* **Written instruction**
Return each line of the listing below, unchanged, and omit the images.

* **Material for the task**
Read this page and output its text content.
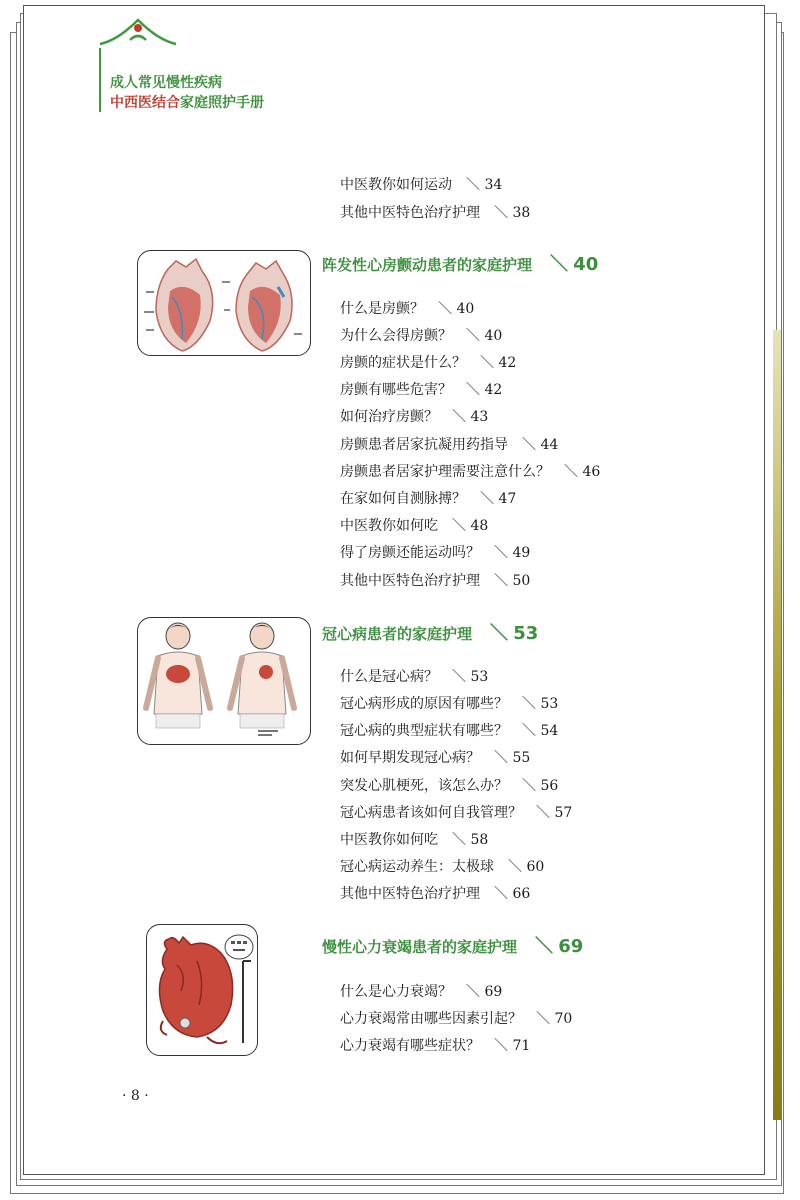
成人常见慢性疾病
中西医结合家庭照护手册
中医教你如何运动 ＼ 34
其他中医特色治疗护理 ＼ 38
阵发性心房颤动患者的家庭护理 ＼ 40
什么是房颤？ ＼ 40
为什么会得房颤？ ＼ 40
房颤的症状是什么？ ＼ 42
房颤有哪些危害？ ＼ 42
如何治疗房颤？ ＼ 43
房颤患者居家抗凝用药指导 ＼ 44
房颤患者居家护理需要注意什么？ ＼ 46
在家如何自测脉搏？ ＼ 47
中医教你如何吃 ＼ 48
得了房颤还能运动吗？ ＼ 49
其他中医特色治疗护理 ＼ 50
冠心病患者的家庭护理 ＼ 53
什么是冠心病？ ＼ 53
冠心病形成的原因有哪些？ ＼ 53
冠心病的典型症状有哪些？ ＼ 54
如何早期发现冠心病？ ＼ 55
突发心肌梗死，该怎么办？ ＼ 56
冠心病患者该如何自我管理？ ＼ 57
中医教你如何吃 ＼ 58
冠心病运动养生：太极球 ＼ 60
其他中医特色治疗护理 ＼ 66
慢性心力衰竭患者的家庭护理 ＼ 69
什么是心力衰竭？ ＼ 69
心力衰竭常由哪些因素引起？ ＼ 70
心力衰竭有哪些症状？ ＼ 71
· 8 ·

* **Task answer**
Read this page and output its text content.
成人常见慢性疾病
中西医结合家庭照护手册
中医教你如何运动 ＼ 34
其他中医特色治疗护理 ＼ 38
阵发性心房颤动患者的家庭护理 ＼ 40
什么是房颤？ ＼ 40
为什么会得房颤？ ＼ 40
房颤的症状是什么？ ＼ 42
房颤有哪些危害？ ＼ 42
如何治疗房颤？ ＼ 43
房颤患者居家抗凝用药指导 ＼ 44
房颤患者居家护理需要注意什么？ ＼ 46
在家如何自测脉搏？ ＼ 47
中医教你如何吃 ＼ 48
得了房颤还能运动吗？ ＼ 49
其他中医特色治疗护理 ＼ 50
冠心病患者的家庭护理 ＼ 53
什么是冠心病？ ＼ 53
冠心病形成的原因有哪些？ ＼ 53
冠心病的典型症状有哪些？ ＼ 54
如何早期发现冠心病？ ＼ 55
突发心肌梗死，该怎么办？ ＼ 56
冠心病患者该如何自我管理？ ＼ 57
中医教你如何吃 ＼ 58
冠心病运动养生：太极球 ＼ 60
其他中医特色治疗护理 ＼ 66
慢性心力衰竭患者的家庭护理 ＼ 69
什么是心力衰竭？ ＼ 69
心力衰竭常由哪些因素引起？ ＼ 70
心力衰竭有哪些症状？ ＼ 71
· 8 ·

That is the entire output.